- [PROBLEM STATEMENT]:
Quote the records in full and leave their pictures out.

- [DATA SHOWN]:
--------------------------------------------------

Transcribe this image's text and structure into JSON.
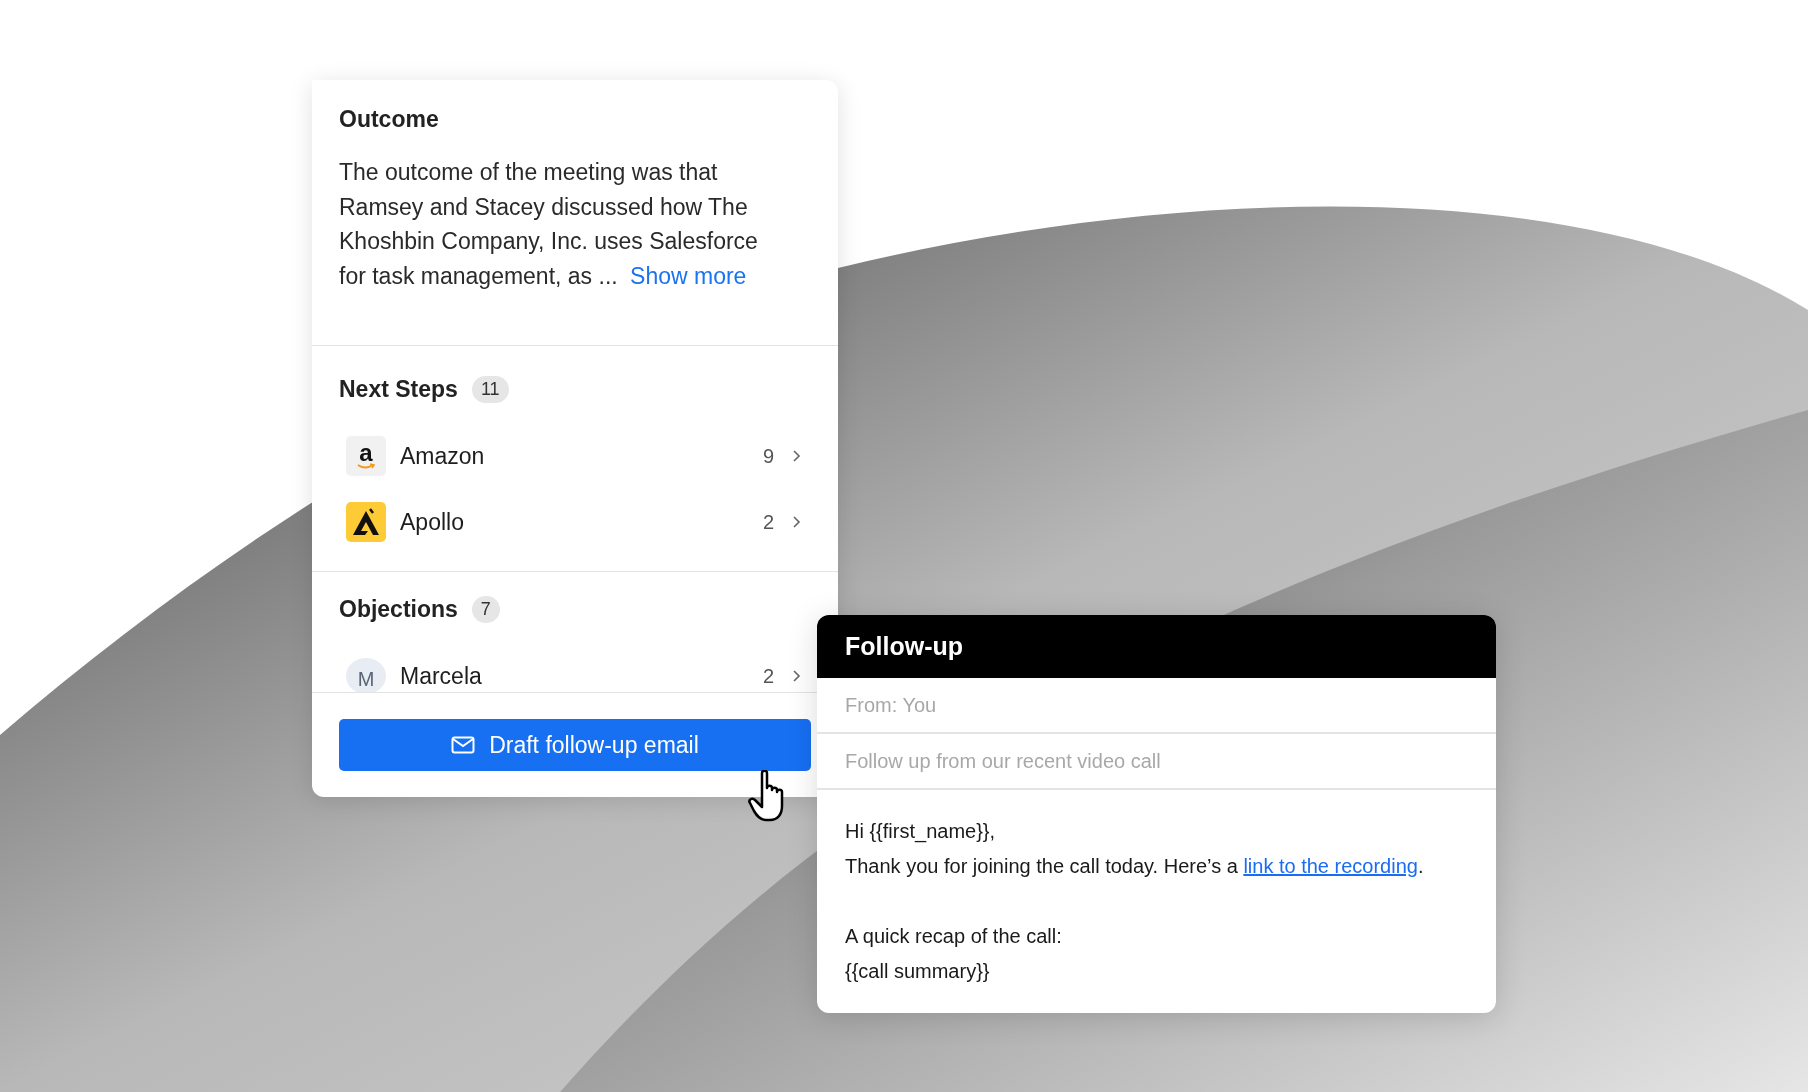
{
  "summary_card": {
    "outcome": {
      "title": "Outcome",
      "text": "The outcome of the meeting was that Ramsey and Stacey discussed how The Khoshbin Company, Inc. uses Salesforce for task management, as ...",
      "link": "Show more"
    },
    "sections": [
      {
        "title": "Next Steps",
        "count": "11",
        "items": [
          {
            "kind": "amazon",
            "logo": "a",
            "name": "Amazon",
            "count": "9"
          },
          {
            "kind": "apollo",
            "name": "Apollo",
            "count": "2"
          }
        ]
      },
      {
        "title": "Objections",
        "count": "7",
        "items": [
          {
            "kind": "avatar",
            "initial": "M",
            "name": "Marcela",
            "count": "2"
          }
        ]
      }
    ],
    "button": "Draft follow-up email"
  },
  "email_card": {
    "title": "Follow-up",
    "from": "From: You",
    "subject": "Follow up from our recent video call",
    "body": [
      {
        "lines": [
          {
            "text": "Hi {{first_name}},"
          },
          {
            "text": "Thank you for joining the call today. Here’s a ",
            "link": "link to the recording",
            "after": "."
          }
        ]
      },
      {
        "lines": [
          {
            "text": "A quick recap of the call:"
          },
          {
            "text": "{{call summary}}"
          }
        ]
      }
    ]
  }
}
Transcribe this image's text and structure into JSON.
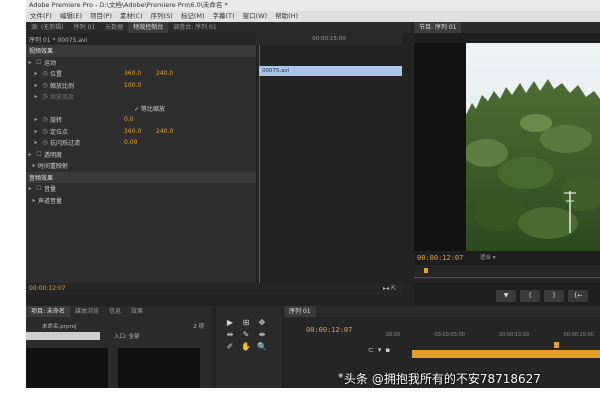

--------------------------------------------------

- [WORKED ANSWER]:
Transcribe this image's text and structure into JSON.
{
  "summary_card": {
    "outcome": {
      "title": "Outcome",
      "text": "The outcome of the meeting was that Ramsey and Stacey discussed how The Khoshbin Company, Inc. uses Salesforce for task management, as ...",
      "link": "Show more"
    },
    "sections": [
      {
        "title": "Next Steps",
        "count": "11",
        "items": [
          {
            "kind": "amazon",
            "logo": "a",
            "name": "Amazon",
            "count": "9"
          },
          {
            "kind": "apollo",
            "name": "Apollo",
            "count": "2"
          }
        ]
      },
      {
        "title": "Objections",
        "count": "7",
        "items": [
          {
            "kind": "avatar",
            "initial": "M",
            "name": "Marcela",
            "count": "2"
          }
        ]
      }
    ],
    "button": "Draft follow-up email"
  },
  "email_card": {
    "title": "Follow-up",
    "from": "From: You",
    "subject": "Follow up from our recent video call",
    "body": [
      {
        "lines": [
          {
            "text": "Hi {{first_name}},"
          },
          {
            "text": "Thank you for joining the call today. Here’s a ",
            "link": "link to the recording",
            "after": "."
          }
        ]
      },
      {
        "lines": [
          {
            "text": "A quick recap of the call:"
          },
          {
            "text": "{{call summary}}"
          }
        ]
      }
    ]
  }
}
Transcribe this image's text and structure into JSON.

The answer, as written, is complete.